→ **EXTRACTED RECORDS**:
_____

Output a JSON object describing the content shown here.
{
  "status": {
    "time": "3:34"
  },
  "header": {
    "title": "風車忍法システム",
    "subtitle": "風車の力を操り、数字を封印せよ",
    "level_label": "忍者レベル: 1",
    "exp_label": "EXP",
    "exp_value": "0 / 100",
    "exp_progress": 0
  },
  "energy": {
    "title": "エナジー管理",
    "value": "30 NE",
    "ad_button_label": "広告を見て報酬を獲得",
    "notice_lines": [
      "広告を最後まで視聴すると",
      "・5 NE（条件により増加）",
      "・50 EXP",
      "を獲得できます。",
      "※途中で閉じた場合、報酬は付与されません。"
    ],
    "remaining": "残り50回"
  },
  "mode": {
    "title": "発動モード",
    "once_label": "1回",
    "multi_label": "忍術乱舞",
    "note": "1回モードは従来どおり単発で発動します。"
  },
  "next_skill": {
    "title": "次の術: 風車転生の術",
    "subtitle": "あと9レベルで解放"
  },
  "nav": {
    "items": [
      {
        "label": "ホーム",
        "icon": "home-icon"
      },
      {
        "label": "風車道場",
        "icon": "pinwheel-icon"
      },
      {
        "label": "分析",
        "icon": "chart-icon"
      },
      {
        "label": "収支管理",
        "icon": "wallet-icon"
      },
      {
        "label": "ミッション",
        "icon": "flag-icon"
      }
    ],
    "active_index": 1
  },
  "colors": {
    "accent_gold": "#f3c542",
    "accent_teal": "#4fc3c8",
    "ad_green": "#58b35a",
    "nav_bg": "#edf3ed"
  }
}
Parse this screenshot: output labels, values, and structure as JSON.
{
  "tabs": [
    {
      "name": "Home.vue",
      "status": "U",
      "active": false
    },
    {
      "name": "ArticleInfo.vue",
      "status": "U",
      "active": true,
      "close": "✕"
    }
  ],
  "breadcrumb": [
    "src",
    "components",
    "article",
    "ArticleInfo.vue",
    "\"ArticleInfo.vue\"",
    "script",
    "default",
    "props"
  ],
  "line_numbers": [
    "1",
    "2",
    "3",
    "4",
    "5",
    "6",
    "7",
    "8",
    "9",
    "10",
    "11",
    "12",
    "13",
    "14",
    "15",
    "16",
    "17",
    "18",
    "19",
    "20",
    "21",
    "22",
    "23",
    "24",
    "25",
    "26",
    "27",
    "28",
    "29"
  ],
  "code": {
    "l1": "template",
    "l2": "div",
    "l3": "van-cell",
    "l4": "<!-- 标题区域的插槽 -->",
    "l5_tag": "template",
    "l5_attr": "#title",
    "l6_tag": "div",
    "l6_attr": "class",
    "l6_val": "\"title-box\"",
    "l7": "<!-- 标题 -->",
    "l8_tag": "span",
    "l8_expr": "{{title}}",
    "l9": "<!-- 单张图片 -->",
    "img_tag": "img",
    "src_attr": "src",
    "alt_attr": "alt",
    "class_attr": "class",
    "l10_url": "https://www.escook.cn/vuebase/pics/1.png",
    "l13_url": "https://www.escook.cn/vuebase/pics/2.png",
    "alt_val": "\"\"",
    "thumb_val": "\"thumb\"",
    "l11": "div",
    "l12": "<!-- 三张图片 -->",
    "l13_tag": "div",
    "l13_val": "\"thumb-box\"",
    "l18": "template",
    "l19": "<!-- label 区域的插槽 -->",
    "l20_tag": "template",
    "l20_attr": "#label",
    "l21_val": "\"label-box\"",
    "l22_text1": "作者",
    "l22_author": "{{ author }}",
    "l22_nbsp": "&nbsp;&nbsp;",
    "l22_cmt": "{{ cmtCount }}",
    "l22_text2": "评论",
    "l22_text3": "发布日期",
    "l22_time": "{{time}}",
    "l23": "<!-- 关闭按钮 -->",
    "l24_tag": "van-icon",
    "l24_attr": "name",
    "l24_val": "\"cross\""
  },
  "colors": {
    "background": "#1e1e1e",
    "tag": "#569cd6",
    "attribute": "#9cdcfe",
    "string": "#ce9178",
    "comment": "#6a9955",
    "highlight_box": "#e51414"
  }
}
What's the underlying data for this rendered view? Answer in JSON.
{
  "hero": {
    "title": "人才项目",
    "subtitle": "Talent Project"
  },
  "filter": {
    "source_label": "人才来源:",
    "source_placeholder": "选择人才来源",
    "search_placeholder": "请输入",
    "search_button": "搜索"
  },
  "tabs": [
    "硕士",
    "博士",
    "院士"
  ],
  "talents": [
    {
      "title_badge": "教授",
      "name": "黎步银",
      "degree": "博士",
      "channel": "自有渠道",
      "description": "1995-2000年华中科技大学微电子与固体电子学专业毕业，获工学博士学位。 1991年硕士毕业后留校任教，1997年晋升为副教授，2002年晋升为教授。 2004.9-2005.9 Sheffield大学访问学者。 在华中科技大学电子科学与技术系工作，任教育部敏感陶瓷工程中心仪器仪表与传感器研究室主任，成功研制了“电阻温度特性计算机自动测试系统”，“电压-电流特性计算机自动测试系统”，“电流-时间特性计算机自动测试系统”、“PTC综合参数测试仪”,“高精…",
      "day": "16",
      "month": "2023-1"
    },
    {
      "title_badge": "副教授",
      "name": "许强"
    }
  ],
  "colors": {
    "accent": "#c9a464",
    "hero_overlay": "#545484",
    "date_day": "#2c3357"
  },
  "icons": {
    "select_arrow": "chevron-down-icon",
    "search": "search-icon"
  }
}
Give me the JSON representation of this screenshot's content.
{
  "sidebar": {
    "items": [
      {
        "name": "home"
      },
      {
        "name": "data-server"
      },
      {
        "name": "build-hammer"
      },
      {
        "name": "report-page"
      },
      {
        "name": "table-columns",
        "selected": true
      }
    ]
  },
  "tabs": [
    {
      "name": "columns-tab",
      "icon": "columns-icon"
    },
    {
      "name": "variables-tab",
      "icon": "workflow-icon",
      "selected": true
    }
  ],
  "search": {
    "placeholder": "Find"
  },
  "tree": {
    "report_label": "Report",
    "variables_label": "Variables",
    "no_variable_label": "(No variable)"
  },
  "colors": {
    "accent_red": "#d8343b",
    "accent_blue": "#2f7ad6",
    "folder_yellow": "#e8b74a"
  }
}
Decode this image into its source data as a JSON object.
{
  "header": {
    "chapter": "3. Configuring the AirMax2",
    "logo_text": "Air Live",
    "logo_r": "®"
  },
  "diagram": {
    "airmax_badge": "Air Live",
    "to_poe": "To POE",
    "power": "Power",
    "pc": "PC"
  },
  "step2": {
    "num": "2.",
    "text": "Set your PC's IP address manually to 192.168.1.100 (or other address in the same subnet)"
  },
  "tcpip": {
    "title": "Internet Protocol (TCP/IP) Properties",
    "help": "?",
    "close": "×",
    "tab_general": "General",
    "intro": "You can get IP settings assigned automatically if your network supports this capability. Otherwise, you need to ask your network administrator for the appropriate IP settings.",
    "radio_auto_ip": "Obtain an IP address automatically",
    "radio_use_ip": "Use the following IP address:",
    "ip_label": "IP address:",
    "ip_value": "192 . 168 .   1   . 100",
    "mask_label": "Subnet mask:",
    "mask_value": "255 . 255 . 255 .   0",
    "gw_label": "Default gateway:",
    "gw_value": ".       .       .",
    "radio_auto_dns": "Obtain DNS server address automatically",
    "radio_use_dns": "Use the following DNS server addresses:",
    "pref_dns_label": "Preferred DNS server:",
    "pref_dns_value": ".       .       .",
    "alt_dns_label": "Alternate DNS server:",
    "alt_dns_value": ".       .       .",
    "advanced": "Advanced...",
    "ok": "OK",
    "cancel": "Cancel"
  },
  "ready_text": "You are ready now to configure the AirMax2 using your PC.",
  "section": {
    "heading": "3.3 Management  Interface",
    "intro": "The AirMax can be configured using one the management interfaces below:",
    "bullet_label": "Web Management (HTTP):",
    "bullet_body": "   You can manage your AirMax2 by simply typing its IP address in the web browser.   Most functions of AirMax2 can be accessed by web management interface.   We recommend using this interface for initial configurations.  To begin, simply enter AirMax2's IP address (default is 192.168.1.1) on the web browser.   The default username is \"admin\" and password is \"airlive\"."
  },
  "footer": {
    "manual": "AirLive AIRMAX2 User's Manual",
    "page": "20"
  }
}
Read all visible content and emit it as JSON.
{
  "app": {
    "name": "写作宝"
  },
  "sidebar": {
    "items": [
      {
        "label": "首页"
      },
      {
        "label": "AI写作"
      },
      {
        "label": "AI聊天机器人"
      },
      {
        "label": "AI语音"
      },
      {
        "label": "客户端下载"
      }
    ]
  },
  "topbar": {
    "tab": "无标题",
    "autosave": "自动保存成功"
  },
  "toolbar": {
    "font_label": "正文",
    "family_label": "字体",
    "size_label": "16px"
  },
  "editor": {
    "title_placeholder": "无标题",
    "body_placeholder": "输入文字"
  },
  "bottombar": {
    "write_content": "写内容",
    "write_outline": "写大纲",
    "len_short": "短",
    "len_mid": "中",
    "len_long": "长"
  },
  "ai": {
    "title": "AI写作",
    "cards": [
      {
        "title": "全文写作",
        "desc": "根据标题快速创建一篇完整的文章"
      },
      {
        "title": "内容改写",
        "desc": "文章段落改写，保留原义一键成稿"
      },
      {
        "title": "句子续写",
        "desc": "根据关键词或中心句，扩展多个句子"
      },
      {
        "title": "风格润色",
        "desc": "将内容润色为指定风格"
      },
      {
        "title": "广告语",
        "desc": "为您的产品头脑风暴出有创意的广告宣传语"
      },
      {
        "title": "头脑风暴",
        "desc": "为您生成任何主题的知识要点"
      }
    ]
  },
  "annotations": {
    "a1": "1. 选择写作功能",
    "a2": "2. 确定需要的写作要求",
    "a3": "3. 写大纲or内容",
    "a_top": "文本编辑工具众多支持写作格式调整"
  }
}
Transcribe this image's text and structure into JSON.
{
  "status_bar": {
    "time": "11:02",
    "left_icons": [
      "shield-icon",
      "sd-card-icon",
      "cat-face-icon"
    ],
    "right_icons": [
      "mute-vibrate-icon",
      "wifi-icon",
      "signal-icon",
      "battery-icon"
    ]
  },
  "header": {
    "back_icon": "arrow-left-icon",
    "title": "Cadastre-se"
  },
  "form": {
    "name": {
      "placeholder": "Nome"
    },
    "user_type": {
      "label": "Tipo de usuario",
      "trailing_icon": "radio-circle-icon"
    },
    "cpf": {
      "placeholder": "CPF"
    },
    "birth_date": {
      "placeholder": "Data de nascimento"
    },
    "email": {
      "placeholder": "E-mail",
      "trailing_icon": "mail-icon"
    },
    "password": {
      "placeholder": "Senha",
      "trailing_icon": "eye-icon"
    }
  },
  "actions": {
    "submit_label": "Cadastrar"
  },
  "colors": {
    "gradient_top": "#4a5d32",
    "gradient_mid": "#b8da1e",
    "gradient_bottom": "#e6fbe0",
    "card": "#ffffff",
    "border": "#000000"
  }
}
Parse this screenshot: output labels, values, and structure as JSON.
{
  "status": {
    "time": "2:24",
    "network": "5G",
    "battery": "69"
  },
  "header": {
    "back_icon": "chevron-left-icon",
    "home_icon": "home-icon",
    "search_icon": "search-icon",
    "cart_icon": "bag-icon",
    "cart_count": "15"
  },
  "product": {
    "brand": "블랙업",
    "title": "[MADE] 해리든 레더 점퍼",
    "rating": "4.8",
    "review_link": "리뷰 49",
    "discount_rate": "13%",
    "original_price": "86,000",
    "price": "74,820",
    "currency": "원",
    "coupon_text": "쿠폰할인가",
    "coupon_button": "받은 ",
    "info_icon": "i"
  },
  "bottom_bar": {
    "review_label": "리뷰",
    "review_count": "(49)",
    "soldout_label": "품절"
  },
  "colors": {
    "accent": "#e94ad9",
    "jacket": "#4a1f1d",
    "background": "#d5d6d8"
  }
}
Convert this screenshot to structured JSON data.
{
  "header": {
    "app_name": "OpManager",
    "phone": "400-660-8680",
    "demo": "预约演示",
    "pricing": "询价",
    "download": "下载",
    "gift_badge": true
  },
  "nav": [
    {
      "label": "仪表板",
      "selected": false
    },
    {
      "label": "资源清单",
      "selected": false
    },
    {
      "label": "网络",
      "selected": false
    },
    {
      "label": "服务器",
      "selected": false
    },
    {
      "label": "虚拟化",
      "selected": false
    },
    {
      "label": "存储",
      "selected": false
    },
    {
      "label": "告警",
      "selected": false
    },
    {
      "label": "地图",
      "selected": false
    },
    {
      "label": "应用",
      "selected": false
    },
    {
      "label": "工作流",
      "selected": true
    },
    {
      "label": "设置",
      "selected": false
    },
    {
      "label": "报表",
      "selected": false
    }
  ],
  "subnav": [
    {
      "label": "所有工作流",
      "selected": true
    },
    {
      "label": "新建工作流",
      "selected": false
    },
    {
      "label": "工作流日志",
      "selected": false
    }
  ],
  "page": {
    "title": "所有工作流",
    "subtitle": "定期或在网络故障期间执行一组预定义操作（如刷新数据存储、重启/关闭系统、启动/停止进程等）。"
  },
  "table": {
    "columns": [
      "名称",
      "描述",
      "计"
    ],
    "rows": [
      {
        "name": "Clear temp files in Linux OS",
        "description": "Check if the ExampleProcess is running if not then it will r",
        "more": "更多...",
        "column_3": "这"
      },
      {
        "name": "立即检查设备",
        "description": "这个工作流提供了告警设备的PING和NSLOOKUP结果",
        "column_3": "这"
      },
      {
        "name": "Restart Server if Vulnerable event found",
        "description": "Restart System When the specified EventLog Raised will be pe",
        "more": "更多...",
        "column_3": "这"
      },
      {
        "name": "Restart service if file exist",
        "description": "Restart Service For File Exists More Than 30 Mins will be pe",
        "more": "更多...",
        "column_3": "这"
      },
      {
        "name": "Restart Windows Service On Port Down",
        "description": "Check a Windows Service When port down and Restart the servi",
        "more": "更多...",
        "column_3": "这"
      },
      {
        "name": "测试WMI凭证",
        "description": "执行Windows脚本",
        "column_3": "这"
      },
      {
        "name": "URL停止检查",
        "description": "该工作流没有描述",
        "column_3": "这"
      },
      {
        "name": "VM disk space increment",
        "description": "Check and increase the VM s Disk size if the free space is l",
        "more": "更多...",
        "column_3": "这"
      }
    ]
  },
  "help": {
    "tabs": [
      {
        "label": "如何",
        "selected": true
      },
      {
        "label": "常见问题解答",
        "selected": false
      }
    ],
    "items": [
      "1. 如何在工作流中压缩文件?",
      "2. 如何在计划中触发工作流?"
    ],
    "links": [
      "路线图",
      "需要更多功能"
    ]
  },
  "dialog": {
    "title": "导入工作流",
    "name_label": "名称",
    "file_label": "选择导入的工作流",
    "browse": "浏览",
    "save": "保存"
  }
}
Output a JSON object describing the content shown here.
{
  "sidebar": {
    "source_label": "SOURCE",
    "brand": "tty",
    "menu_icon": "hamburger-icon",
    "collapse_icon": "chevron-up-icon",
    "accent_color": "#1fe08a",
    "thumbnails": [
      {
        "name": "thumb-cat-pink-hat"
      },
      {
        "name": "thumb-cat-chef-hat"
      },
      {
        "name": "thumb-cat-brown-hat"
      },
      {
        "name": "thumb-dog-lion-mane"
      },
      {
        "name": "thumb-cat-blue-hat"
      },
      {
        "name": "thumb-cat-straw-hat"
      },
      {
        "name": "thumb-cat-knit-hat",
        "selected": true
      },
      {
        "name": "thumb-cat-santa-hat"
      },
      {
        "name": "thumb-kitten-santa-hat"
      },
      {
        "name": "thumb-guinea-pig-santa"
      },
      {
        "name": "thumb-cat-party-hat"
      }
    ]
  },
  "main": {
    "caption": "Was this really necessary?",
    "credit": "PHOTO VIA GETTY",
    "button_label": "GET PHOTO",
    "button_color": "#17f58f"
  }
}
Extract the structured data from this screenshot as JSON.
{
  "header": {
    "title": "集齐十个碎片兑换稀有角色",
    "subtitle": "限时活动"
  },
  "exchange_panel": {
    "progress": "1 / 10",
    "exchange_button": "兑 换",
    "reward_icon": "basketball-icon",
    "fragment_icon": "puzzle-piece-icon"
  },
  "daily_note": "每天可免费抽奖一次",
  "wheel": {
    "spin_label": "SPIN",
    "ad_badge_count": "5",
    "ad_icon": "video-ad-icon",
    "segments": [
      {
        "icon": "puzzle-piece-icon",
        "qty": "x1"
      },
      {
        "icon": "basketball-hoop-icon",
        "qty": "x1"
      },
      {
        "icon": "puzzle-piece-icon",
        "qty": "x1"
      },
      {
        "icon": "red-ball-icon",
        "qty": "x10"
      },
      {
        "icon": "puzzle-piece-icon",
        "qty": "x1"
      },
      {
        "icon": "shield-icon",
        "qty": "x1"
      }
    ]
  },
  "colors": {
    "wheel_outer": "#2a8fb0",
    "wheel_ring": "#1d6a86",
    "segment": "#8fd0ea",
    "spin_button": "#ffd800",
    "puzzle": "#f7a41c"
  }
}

_____

From the data, list each line in which the string "into" appears.

→ **WRITTEN SOLUTION**:
Decode this image into its source data as a JSON object.
Transcribe this image's text and structure into JSON.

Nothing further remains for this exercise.